DIRECTIONS FOR THIS TASK
Report how many lines contain the word "ylabel"; answer with the number only.
▽
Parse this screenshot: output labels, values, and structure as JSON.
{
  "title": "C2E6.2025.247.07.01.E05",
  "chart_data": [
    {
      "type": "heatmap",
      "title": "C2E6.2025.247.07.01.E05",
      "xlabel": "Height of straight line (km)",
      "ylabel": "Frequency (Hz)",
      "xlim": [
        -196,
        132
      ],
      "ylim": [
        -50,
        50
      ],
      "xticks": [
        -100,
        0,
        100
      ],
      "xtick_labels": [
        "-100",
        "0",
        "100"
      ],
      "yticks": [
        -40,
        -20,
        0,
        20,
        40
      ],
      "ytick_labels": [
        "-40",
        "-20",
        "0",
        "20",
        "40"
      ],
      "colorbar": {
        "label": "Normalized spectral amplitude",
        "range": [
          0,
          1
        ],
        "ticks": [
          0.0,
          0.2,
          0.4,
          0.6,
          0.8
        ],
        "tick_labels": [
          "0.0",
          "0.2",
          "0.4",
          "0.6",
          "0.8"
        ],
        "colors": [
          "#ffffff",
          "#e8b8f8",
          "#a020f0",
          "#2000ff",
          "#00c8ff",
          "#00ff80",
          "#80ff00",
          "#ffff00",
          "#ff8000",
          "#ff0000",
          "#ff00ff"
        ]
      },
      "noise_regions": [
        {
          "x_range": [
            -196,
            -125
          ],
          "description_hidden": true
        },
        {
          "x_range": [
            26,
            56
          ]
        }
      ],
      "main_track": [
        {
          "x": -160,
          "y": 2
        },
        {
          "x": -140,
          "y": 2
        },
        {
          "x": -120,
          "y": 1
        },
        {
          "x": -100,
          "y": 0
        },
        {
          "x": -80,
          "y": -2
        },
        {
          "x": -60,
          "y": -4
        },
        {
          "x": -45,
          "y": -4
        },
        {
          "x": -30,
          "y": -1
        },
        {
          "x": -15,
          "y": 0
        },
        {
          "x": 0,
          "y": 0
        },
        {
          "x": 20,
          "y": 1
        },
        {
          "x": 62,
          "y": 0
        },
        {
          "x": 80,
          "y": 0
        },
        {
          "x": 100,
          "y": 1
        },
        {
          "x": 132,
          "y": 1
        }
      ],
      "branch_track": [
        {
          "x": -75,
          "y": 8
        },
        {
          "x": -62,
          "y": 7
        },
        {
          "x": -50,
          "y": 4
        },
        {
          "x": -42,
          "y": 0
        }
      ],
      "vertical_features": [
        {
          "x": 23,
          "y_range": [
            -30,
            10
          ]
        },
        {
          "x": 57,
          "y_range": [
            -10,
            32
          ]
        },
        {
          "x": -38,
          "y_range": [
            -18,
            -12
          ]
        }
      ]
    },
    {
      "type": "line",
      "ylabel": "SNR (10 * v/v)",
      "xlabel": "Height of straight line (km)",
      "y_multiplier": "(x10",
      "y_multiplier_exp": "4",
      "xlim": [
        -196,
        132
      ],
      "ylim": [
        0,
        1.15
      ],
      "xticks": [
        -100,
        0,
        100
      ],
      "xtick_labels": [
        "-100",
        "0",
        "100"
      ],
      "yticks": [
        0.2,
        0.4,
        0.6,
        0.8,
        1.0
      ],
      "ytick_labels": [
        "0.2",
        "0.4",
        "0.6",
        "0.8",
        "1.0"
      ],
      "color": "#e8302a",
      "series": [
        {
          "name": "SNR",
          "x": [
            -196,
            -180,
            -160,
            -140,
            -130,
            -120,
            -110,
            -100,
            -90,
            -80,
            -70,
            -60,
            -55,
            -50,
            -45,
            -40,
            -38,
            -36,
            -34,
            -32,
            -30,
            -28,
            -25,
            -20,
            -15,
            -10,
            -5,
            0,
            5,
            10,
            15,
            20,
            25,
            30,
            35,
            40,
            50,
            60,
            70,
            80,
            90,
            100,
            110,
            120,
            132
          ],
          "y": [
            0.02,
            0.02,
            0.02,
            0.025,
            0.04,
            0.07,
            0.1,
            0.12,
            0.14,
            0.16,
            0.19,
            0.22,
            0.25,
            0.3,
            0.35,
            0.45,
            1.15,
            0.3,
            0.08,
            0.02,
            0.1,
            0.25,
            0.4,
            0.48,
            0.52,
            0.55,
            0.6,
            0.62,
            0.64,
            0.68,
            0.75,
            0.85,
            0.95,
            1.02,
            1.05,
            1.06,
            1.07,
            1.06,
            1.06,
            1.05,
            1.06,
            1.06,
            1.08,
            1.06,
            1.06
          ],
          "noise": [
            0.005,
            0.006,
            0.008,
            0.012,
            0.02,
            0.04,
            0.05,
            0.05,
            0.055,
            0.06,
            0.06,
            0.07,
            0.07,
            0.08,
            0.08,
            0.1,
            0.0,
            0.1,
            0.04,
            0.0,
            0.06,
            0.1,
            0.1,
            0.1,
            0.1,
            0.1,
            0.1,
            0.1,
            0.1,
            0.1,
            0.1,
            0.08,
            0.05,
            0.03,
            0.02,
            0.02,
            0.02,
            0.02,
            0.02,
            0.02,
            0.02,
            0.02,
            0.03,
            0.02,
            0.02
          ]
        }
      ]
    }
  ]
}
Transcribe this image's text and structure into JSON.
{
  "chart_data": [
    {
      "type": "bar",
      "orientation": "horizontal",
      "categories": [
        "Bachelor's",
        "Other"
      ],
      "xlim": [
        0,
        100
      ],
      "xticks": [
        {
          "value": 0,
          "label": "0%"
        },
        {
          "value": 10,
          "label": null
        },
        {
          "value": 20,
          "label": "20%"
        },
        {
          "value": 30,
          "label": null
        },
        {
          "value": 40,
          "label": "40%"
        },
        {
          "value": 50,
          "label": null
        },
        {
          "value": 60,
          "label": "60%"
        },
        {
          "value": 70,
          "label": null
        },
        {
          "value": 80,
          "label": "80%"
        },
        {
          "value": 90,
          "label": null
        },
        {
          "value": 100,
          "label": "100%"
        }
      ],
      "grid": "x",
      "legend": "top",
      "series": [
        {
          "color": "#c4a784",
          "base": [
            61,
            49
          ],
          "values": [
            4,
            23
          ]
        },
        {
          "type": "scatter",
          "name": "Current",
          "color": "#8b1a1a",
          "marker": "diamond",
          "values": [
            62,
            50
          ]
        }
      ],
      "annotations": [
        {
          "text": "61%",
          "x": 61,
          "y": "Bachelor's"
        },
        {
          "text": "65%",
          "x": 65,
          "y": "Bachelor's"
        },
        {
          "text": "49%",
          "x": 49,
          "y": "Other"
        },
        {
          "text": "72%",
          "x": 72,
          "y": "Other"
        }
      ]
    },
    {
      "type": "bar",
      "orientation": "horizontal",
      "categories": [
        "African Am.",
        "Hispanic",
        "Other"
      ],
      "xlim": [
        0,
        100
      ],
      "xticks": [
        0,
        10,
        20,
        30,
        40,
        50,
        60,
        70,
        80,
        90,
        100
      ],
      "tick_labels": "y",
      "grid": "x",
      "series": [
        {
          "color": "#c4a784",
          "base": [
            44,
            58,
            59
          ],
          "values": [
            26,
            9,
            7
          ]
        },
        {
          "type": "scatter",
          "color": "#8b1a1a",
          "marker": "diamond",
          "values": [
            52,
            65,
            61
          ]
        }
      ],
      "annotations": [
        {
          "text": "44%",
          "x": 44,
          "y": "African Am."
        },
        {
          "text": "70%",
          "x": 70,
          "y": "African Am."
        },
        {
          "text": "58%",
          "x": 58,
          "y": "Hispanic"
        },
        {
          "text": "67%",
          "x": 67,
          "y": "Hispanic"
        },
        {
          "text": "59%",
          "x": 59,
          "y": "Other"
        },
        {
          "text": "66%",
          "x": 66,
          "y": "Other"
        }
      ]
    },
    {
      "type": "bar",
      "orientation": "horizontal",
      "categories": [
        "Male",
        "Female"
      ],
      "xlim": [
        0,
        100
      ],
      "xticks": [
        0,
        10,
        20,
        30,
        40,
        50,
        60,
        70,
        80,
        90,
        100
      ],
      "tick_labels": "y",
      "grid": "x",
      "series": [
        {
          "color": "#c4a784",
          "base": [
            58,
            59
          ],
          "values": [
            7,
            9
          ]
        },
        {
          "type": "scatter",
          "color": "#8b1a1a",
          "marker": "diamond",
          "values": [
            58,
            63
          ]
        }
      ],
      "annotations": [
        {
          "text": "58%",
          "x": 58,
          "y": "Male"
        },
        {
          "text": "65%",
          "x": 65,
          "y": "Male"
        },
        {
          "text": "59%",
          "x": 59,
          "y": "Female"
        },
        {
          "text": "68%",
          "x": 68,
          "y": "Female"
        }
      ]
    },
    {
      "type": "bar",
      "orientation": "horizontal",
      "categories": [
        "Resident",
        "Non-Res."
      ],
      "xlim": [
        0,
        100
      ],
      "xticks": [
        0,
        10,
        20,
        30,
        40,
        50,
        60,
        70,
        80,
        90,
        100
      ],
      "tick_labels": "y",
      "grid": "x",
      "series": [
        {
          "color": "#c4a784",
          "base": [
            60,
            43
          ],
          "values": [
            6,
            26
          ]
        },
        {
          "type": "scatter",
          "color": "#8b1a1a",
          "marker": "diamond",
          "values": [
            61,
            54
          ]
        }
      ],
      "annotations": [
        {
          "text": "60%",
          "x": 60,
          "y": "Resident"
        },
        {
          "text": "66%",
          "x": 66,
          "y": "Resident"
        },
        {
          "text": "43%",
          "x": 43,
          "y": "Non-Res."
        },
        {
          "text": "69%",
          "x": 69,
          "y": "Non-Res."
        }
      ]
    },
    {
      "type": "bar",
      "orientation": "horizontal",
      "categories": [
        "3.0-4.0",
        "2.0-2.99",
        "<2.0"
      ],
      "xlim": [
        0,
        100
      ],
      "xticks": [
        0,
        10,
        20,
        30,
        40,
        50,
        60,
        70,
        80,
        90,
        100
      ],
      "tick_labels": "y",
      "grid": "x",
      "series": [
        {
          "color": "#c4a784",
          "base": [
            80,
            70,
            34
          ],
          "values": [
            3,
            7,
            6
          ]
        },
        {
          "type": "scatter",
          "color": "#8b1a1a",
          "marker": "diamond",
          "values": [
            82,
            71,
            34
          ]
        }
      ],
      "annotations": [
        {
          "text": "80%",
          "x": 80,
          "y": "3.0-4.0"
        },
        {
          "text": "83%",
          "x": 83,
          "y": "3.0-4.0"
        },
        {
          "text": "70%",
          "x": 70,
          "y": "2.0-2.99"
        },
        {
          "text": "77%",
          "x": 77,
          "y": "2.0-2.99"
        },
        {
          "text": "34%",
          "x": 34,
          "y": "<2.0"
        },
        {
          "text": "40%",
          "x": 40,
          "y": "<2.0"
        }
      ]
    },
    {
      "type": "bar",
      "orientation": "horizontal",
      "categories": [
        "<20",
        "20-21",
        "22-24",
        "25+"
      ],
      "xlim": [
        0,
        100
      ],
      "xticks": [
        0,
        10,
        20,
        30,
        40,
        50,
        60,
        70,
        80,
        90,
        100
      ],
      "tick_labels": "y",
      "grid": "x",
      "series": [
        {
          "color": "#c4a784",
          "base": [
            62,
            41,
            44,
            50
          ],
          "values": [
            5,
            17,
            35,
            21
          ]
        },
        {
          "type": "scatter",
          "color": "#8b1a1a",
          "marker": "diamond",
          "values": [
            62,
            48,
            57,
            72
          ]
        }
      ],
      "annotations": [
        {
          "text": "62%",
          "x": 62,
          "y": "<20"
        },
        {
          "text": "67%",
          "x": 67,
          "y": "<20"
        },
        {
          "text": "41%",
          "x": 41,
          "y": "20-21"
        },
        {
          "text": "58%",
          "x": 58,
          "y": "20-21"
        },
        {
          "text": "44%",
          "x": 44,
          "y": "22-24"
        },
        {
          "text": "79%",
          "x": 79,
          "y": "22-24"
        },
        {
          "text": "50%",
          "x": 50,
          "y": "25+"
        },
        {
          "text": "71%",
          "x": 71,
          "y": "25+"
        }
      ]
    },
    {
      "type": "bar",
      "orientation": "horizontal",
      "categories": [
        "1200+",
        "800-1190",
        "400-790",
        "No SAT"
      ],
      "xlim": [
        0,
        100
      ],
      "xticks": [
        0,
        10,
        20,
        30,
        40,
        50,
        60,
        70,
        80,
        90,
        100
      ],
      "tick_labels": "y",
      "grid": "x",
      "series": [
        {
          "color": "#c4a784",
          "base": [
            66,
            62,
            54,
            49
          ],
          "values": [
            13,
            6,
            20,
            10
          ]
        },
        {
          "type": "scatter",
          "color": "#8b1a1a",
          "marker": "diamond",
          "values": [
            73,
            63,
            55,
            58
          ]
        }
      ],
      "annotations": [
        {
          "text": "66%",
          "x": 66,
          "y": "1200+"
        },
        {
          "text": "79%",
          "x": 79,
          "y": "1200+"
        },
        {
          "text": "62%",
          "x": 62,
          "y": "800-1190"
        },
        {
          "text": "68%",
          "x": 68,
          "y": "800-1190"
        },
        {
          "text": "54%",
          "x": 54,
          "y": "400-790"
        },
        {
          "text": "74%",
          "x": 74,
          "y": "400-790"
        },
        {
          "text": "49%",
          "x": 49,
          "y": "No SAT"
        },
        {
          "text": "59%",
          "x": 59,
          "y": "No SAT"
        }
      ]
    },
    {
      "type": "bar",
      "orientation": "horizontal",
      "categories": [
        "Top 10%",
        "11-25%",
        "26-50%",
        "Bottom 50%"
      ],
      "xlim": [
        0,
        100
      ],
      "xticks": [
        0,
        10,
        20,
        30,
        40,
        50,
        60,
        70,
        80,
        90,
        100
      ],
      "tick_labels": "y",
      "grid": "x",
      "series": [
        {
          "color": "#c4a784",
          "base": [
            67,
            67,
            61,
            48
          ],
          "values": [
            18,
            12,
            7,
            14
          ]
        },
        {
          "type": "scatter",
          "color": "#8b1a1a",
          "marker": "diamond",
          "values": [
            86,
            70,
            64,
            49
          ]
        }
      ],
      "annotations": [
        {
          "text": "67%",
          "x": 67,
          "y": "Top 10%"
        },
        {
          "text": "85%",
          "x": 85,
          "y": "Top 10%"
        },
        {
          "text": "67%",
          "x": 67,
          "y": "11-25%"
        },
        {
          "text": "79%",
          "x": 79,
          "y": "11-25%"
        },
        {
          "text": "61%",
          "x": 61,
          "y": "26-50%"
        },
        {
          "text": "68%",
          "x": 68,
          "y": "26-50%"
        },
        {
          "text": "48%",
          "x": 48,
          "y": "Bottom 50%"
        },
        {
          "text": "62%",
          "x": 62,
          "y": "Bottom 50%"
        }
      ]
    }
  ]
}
△
FINISHED TASK
2